(Figure record listings)
+++++

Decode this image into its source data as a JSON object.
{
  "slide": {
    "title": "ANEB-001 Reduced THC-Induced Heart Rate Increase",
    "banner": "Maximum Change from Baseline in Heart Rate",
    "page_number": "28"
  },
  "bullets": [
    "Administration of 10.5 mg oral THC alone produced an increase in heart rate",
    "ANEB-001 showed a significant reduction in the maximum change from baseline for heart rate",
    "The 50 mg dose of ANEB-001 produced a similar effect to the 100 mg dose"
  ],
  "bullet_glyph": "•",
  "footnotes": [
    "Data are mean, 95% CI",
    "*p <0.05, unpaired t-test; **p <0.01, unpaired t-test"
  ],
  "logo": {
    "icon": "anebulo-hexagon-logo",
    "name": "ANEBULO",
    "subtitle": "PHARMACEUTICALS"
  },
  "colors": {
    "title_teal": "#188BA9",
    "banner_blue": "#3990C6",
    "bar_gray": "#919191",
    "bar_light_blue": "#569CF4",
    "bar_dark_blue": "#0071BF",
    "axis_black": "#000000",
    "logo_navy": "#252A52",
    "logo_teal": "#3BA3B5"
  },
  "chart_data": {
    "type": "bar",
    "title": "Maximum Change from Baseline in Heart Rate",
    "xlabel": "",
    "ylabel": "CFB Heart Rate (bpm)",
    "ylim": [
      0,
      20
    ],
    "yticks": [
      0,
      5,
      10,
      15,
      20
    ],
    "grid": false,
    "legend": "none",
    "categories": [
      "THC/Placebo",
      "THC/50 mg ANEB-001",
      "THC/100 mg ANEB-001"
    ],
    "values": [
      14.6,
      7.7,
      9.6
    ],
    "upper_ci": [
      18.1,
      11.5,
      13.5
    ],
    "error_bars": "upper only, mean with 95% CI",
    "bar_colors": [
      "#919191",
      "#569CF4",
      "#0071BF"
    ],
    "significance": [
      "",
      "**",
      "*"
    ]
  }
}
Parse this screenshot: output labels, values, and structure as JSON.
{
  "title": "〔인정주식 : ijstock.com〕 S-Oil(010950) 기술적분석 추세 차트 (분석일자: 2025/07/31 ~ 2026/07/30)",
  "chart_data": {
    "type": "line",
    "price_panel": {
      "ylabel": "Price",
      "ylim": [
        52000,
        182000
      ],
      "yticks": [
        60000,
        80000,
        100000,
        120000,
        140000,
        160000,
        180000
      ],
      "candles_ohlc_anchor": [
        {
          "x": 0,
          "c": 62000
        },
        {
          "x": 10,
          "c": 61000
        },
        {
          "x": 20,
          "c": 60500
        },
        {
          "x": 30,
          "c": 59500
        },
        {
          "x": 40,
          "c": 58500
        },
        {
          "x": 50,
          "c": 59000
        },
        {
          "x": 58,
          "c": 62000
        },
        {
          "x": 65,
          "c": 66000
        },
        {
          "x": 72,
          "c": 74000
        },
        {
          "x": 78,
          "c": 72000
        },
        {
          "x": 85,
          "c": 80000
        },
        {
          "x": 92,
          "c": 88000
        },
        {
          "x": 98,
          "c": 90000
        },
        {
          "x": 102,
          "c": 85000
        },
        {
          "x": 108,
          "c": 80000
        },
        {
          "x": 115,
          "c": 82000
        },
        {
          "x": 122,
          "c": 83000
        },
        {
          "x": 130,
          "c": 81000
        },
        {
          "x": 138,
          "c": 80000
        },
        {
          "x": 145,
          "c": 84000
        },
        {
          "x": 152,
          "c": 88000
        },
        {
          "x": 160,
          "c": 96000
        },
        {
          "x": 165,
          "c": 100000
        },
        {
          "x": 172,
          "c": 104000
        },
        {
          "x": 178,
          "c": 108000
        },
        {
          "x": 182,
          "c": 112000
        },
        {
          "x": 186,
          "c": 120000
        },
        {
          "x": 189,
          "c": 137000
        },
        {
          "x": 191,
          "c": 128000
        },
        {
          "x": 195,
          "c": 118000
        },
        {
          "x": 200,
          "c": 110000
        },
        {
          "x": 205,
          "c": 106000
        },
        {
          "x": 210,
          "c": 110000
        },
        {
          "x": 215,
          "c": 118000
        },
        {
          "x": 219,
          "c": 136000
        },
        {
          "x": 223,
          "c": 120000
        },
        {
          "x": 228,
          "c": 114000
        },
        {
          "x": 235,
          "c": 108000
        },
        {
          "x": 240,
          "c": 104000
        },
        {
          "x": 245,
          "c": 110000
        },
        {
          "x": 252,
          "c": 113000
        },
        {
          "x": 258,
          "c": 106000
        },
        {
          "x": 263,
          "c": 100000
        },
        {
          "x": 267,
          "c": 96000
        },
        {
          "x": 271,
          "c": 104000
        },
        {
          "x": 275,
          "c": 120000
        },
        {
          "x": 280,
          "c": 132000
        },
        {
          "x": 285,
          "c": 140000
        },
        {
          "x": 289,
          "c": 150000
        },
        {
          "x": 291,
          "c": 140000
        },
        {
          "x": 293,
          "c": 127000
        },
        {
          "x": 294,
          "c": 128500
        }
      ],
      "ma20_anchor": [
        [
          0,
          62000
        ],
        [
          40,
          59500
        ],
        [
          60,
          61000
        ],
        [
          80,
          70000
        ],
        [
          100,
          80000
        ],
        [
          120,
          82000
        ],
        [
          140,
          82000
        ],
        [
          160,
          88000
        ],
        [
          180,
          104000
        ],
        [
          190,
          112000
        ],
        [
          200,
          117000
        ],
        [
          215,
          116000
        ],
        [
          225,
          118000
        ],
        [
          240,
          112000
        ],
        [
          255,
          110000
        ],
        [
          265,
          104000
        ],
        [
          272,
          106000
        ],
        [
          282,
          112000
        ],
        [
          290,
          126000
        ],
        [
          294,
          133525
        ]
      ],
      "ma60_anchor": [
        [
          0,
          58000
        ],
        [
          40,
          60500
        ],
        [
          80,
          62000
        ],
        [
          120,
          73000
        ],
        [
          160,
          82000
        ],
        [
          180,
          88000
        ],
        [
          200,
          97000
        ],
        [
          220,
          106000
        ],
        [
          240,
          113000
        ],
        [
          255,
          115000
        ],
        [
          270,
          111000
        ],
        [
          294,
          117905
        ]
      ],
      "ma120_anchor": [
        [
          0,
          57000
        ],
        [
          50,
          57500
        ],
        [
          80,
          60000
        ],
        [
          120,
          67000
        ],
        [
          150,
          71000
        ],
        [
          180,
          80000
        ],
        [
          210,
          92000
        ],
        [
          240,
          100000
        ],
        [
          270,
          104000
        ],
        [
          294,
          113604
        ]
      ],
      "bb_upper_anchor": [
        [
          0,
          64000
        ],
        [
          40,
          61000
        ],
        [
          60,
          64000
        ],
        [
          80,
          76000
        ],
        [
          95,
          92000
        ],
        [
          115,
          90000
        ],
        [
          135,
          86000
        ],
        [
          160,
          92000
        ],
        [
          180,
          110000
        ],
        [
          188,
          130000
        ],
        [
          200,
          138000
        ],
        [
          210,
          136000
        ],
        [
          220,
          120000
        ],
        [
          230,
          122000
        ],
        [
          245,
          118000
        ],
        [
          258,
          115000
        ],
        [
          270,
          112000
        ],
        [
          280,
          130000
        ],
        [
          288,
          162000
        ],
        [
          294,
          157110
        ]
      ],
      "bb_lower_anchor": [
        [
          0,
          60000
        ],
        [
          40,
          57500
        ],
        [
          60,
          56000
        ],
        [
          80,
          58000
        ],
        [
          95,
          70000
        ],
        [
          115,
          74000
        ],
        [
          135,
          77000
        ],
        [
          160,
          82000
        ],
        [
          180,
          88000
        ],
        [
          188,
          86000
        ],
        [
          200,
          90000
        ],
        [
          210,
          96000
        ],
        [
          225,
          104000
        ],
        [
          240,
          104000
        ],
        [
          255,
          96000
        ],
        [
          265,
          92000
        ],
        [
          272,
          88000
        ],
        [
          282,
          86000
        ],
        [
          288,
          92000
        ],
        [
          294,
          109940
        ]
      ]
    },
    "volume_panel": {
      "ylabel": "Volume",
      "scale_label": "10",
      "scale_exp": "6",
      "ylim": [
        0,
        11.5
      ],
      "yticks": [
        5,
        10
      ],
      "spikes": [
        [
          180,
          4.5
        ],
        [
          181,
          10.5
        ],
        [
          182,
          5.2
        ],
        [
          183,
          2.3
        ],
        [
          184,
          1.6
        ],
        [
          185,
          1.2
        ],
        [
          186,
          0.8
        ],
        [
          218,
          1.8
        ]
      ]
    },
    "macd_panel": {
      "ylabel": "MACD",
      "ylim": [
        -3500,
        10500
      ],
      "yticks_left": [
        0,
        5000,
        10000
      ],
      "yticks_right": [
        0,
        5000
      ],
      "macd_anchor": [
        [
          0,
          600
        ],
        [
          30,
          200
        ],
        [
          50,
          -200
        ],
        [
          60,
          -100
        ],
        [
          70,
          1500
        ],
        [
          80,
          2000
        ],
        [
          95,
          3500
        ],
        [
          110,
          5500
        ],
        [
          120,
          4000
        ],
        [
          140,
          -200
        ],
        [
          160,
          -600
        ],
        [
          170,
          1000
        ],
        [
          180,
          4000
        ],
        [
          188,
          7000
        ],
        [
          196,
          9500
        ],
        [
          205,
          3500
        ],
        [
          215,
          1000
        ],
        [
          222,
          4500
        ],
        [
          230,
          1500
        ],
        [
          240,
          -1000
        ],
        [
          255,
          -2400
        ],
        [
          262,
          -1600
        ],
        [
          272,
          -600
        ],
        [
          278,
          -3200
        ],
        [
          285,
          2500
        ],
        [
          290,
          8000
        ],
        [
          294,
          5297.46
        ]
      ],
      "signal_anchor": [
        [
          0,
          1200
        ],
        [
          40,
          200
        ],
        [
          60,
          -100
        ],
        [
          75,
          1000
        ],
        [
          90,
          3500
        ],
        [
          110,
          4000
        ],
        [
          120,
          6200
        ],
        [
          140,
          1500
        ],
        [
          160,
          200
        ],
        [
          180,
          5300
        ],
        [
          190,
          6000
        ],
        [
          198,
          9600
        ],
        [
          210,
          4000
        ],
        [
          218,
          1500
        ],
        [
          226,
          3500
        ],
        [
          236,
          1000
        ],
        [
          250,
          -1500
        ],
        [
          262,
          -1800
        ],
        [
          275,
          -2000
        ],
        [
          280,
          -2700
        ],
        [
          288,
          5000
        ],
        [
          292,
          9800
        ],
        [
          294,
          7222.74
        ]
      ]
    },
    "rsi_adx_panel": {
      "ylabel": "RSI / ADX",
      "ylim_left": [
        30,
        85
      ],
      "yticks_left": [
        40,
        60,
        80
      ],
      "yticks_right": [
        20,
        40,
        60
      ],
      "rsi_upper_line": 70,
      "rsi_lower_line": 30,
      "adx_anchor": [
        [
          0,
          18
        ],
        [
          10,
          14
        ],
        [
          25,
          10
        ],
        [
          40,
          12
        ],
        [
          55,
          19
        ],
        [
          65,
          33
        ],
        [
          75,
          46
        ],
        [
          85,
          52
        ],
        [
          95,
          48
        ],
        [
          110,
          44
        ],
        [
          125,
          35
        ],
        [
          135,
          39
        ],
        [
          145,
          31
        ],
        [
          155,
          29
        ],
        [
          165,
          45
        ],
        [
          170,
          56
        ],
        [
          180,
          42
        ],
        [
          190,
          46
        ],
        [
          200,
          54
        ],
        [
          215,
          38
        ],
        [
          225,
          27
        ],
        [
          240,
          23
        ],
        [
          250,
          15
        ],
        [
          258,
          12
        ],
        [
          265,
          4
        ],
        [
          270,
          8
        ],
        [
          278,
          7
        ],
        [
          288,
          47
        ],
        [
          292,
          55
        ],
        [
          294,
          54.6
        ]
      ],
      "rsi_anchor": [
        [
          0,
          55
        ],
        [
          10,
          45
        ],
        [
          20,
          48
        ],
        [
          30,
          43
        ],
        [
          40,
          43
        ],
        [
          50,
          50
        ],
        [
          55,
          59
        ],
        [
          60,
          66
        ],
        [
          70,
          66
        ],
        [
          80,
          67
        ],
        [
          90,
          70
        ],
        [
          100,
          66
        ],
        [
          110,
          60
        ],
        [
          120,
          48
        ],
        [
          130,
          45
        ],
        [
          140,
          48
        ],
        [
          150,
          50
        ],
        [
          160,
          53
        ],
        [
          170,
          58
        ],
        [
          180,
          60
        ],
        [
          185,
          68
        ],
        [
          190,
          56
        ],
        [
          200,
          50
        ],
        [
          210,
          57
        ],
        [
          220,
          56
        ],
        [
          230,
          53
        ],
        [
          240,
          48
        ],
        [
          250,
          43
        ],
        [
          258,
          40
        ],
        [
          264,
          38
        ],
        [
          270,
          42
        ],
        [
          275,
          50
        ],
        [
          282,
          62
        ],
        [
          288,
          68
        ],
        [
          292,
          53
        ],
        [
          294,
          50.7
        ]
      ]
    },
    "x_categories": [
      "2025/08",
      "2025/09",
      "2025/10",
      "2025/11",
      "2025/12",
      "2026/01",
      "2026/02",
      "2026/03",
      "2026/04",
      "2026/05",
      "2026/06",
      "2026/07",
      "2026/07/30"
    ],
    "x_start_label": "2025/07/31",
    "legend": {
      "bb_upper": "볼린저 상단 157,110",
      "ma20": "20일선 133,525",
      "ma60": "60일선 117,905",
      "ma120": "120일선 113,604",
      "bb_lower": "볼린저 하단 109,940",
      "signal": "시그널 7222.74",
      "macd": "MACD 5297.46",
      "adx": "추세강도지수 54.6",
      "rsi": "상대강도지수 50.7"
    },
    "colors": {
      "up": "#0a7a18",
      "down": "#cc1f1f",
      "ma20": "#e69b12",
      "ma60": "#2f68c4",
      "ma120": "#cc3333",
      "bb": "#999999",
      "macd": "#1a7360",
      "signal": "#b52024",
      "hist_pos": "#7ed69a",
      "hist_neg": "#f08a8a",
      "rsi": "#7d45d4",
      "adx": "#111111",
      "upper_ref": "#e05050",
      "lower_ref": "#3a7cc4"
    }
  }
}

+++++

### To do
Show every line where the string "this" appears.

### Task output
Decode this image into its source data as a JSON object.
Parse this screenshot: output labels, values, and structure as JSON.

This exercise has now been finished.